* Begin *

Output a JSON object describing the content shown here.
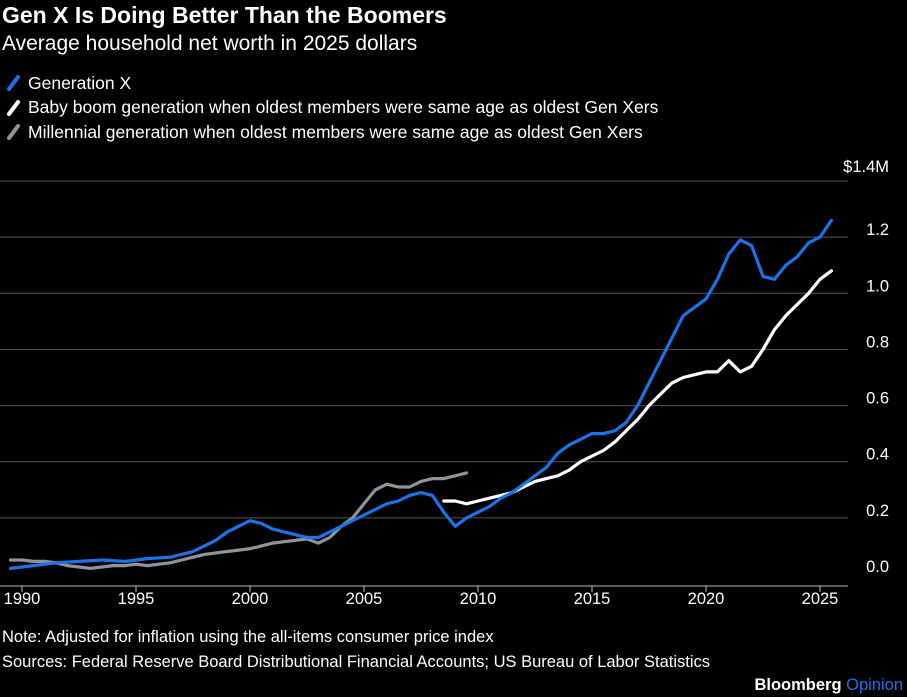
{
  "header": {
    "title": "Gen X Is Doing Better Than the Boomers",
    "subtitle": "Average household net worth in 2025 dollars"
  },
  "footer": {
    "note": "Note: Adjusted for inflation using the all-items consumer price index",
    "sources": "Sources: Federal Reserve Board Distributional Financial Accounts; US Bureau of Labor Statistics",
    "brand_name": "Bloomberg",
    "brand_sub": "Opinion"
  },
  "colors": {
    "background": "#000000",
    "gen_x": "#1a73e8",
    "boomers": "#ffffff",
    "millennials": "#8d949c",
    "grid": "#555555",
    "text": "#ffffff"
  },
  "chart_data": {
    "type": "line",
    "title": "Gen X Is Doing Better Than the Boomers",
    "subtitle": "Average household net worth in 2025 dollars",
    "ylabel": "",
    "xlabel": "",
    "xlim": [
      1989.5,
      2026.8
    ],
    "ylim": [
      0.0,
      1.4
    ],
    "y_unit": "$M",
    "x_ticks": [
      1990,
      1995,
      2000,
      2005,
      2010,
      2015,
      2020,
      2025
    ],
    "x_tick_labels": [
      "1990",
      "1995",
      "2000",
      "2005",
      "2010",
      "2015",
      "2020",
      "2025"
    ],
    "y_ticks": [
      0.0,
      0.2,
      0.4,
      0.6,
      0.8,
      1.0,
      1.2,
      1.4
    ],
    "y_tick_labels": [
      "0.0",
      "0.2",
      "0.4",
      "0.6",
      "0.8",
      "1.0",
      "1.2",
      "$1.4M"
    ],
    "grid": "horizontal",
    "legend_position": "top-left",
    "series": [
      {
        "name": "Generation X",
        "color": "#1a73e8",
        "x": [
          1989.5,
          1990.5,
          1991.5,
          1992.5,
          1993.5,
          1994.5,
          1995.5,
          1996.5,
          1997.5,
          1998,
          1998.5,
          1999,
          1999.5,
          2000,
          2000.5,
          2001,
          2001.5,
          2002,
          2002.5,
          2003,
          2003.5,
          2004,
          2004.5,
          2005,
          2005.5,
          2006,
          2006.5,
          2007,
          2007.5,
          2008,
          2008.5,
          2009,
          2009.5,
          2010,
          2010.5,
          2011,
          2011.5,
          2012,
          2012.5,
          2013,
          2013.5,
          2014,
          2014.5,
          2015,
          2015.5,
          2016,
          2016.5,
          2017,
          2017.5,
          2018,
          2018.5,
          2019,
          2019.5,
          2020,
          2020.5,
          2021,
          2021.5,
          2022,
          2022.5,
          2023,
          2023.5,
          2024,
          2024.5,
          2025,
          2025.5
        ],
        "values": [
          0.02,
          0.03,
          0.04,
          0.045,
          0.05,
          0.045,
          0.055,
          0.06,
          0.08,
          0.1,
          0.12,
          0.15,
          0.17,
          0.19,
          0.18,
          0.16,
          0.15,
          0.14,
          0.13,
          0.13,
          0.15,
          0.17,
          0.19,
          0.21,
          0.23,
          0.25,
          0.26,
          0.28,
          0.29,
          0.28,
          0.22,
          0.17,
          0.2,
          0.22,
          0.24,
          0.27,
          0.29,
          0.32,
          0.35,
          0.38,
          0.43,
          0.46,
          0.48,
          0.5,
          0.5,
          0.51,
          0.54,
          0.6,
          0.68,
          0.76,
          0.84,
          0.92,
          0.95,
          0.98,
          1.05,
          1.14,
          1.19,
          1.17,
          1.06,
          1.05,
          1.1,
          1.13,
          1.18,
          1.2,
          1.26
        ]
      },
      {
        "name": "Baby boom generation when oldest members were same age as oldest Gen Xers",
        "color": "#ffffff",
        "x": [
          2008.5,
          2009,
          2009.5,
          2010,
          2010.5,
          2011,
          2011.5,
          2012,
          2012.5,
          2013,
          2013.5,
          2014,
          2014.5,
          2015,
          2015.5,
          2016,
          2016.5,
          2017,
          2017.5,
          2018,
          2018.5,
          2019,
          2019.5,
          2020,
          2020.5,
          2021,
          2021.5,
          2022,
          2022.5,
          2023,
          2023.5,
          2024,
          2024.5,
          2025,
          2025.5
        ],
        "values": [
          0.26,
          0.26,
          0.25,
          0.26,
          0.27,
          0.28,
          0.29,
          0.31,
          0.33,
          0.34,
          0.35,
          0.37,
          0.4,
          0.42,
          0.44,
          0.47,
          0.51,
          0.55,
          0.6,
          0.64,
          0.68,
          0.7,
          0.71,
          0.72,
          0.72,
          0.76,
          0.72,
          0.74,
          0.8,
          0.87,
          0.92,
          0.96,
          1.0,
          1.05,
          1.08
        ]
      },
      {
        "name": "Millennial generation when oldest members were same age as oldest Gen Xers",
        "color": "#8d949c",
        "x": [
          1989.5,
          1990,
          1990.5,
          1991,
          1991.5,
          1992,
          1992.5,
          1993,
          1993.5,
          1994,
          1994.5,
          1995,
          1995.5,
          1996,
          1996.5,
          1997,
          1997.5,
          1998,
          1998.5,
          1999,
          1999.5,
          2000,
          2000.5,
          2001,
          2001.5,
          2002,
          2002.5,
          2003,
          2003.5,
          2004,
          2004.5,
          2005,
          2005.5,
          2006,
          2006.5,
          2007,
          2007.5,
          2008,
          2008.5,
          2009,
          2009.5
        ],
        "values": [
          0.05,
          0.05,
          0.045,
          0.045,
          0.04,
          0.03,
          0.025,
          0.02,
          0.025,
          0.03,
          0.03,
          0.035,
          0.03,
          0.035,
          0.04,
          0.05,
          0.06,
          0.07,
          0.075,
          0.08,
          0.085,
          0.09,
          0.1,
          0.11,
          0.115,
          0.12,
          0.125,
          0.11,
          0.13,
          0.17,
          0.2,
          0.25,
          0.3,
          0.32,
          0.31,
          0.31,
          0.33,
          0.34,
          0.34,
          0.35,
          0.36
        ]
      }
    ]
  }
}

* End *

● Task to carry out
None of the pictures should appear; repeat the records exactly otherwise.

● Answer in full
Output a JSON object describing the content shown here.
{
  "header": {
    "title": "Gen X Is Doing Better Than the Boomers",
    "subtitle": "Average household net worth in 2025 dollars"
  },
  "footer": {
    "note": "Note: Adjusted for inflation using the all-items consumer price index",
    "sources": "Sources: Federal Reserve Board Distributional Financial Accounts; US Bureau of Labor Statistics",
    "brand_name": "Bloomberg",
    "brand_sub": "Opinion"
  },
  "colors": {
    "background": "#000000",
    "gen_x": "#1a73e8",
    "boomers": "#ffffff",
    "millennials": "#8d949c",
    "grid": "#555555",
    "text": "#ffffff"
  },
  "chart_data": {
    "type": "line",
    "title": "Gen X Is Doing Better Than the Boomers",
    "subtitle": "Average household net worth in 2025 dollars",
    "ylabel": "",
    "xlabel": "",
    "xlim": [
      1989.5,
      2026.8
    ],
    "ylim": [
      0.0,
      1.4
    ],
    "y_unit": "$M",
    "x_ticks": [
      1990,
      1995,
      2000,
      2005,
      2010,
      2015,
      2020,
      2025
    ],
    "x_tick_labels": [
      "1990",
      "1995",
      "2000",
      "2005",
      "2010",
      "2015",
      "2020",
      "2025"
    ],
    "y_ticks": [
      0.0,
      0.2,
      0.4,
      0.6,
      0.8,
      1.0,
      1.2,
      1.4
    ],
    "y_tick_labels": [
      "0.0",
      "0.2",
      "0.4",
      "0.6",
      "0.8",
      "1.0",
      "1.2",
      "$1.4M"
    ],
    "grid": "horizontal",
    "legend_position": "top-left",
    "series": [
      {
        "name": "Generation X",
        "color": "#1a73e8",
        "x": [
          1989.5,
          1990.5,
          1991.5,
          1992.5,
          1993.5,
          1994.5,
          1995.5,
          1996.5,
          1997.5,
          1998,
          1998.5,
          1999,
          1999.5,
          2000,
          2000.5,
          2001,
          2001.5,
          2002,
          2002.5,
          2003,
          2003.5,
          2004,
          2004.5,
          2005,
          2005.5,
          2006,
          2006.5,
          2007,
          2007.5,
          2008,
          2008.5,
          2009,
          2009.5,
          2010,
          2010.5,
          2011,
          2011.5,
          2012,
          2012.5,
          2013,
          2013.5,
          2014,
          2014.5,
          2015,
          2015.5,
          2016,
          2016.5,
          2017,
          2017.5,
          2018,
          2018.5,
          2019,
          2019.5,
          2020,
          2020.5,
          2021,
          2021.5,
          2022,
          2022.5,
          2023,
          2023.5,
          2024,
          2024.5,
          2025,
          2025.5
        ],
        "values": [
          0.02,
          0.03,
          0.04,
          0.045,
          0.05,
          0.045,
          0.055,
          0.06,
          0.08,
          0.1,
          0.12,
          0.15,
          0.17,
          0.19,
          0.18,
          0.16,
          0.15,
          0.14,
          0.13,
          0.13,
          0.15,
          0.17,
          0.19,
          0.21,
          0.23,
          0.25,
          0.26,
          0.28,
          0.29,
          0.28,
          0.22,
          0.17,
          0.2,
          0.22,
          0.24,
          0.27,
          0.29,
          0.32,
          0.35,
          0.38,
          0.43,
          0.46,
          0.48,
          0.5,
          0.5,
          0.51,
          0.54,
          0.6,
          0.68,
          0.76,
          0.84,
          0.92,
          0.95,
          0.98,
          1.05,
          1.14,
          1.19,
          1.17,
          1.06,
          1.05,
          1.1,
          1.13,
          1.18,
          1.2,
          1.26
        ]
      },
      {
        "name": "Baby boom generation when oldest members were same age as oldest Gen Xers",
        "color": "#ffffff",
        "x": [
          2008.5,
          2009,
          2009.5,
          2010,
          2010.5,
          2011,
          2011.5,
          2012,
          2012.5,
          2013,
          2013.5,
          2014,
          2014.5,
          2015,
          2015.5,
          2016,
          2016.5,
          2017,
          2017.5,
          2018,
          2018.5,
          2019,
          2019.5,
          2020,
          2020.5,
          2021,
          2021.5,
          2022,
          2022.5,
          2023,
          2023.5,
          2024,
          2024.5,
          2025,
          2025.5
        ],
        "values": [
          0.26,
          0.26,
          0.25,
          0.26,
          0.27,
          0.28,
          0.29,
          0.31,
          0.33,
          0.34,
          0.35,
          0.37,
          0.4,
          0.42,
          0.44,
          0.47,
          0.51,
          0.55,
          0.6,
          0.64,
          0.68,
          0.7,
          0.71,
          0.72,
          0.72,
          0.76,
          0.72,
          0.74,
          0.8,
          0.87,
          0.92,
          0.96,
          1.0,
          1.05,
          1.08
        ]
      },
      {
        "name": "Millennial generation when oldest members were same age as oldest Gen Xers",
        "color": "#8d949c",
        "x": [
          1989.5,
          1990,
          1990.5,
          1991,
          1991.5,
          1992,
          1992.5,
          1993,
          1993.5,
          1994,
          1994.5,
          1995,
          1995.5,
          1996,
          1996.5,
          1997,
          1997.5,
          1998,
          1998.5,
          1999,
          1999.5,
          2000,
          2000.5,
          2001,
          2001.5,
          2002,
          2002.5,
          2003,
          2003.5,
          2004,
          2004.5,
          2005,
          2005.5,
          2006,
          2006.5,
          2007,
          2007.5,
          2008,
          2008.5,
          2009,
          2009.5
        ],
        "values": [
          0.05,
          0.05,
          0.045,
          0.045,
          0.04,
          0.03,
          0.025,
          0.02,
          0.025,
          0.03,
          0.03,
          0.035,
          0.03,
          0.035,
          0.04,
          0.05,
          0.06,
          0.07,
          0.075,
          0.08,
          0.085,
          0.09,
          0.1,
          0.11,
          0.115,
          0.12,
          0.125,
          0.11,
          0.13,
          0.17,
          0.2,
          0.25,
          0.3,
          0.32,
          0.31,
          0.31,
          0.33,
          0.34,
          0.34,
          0.35,
          0.36
        ]
      }
    ]
  }
}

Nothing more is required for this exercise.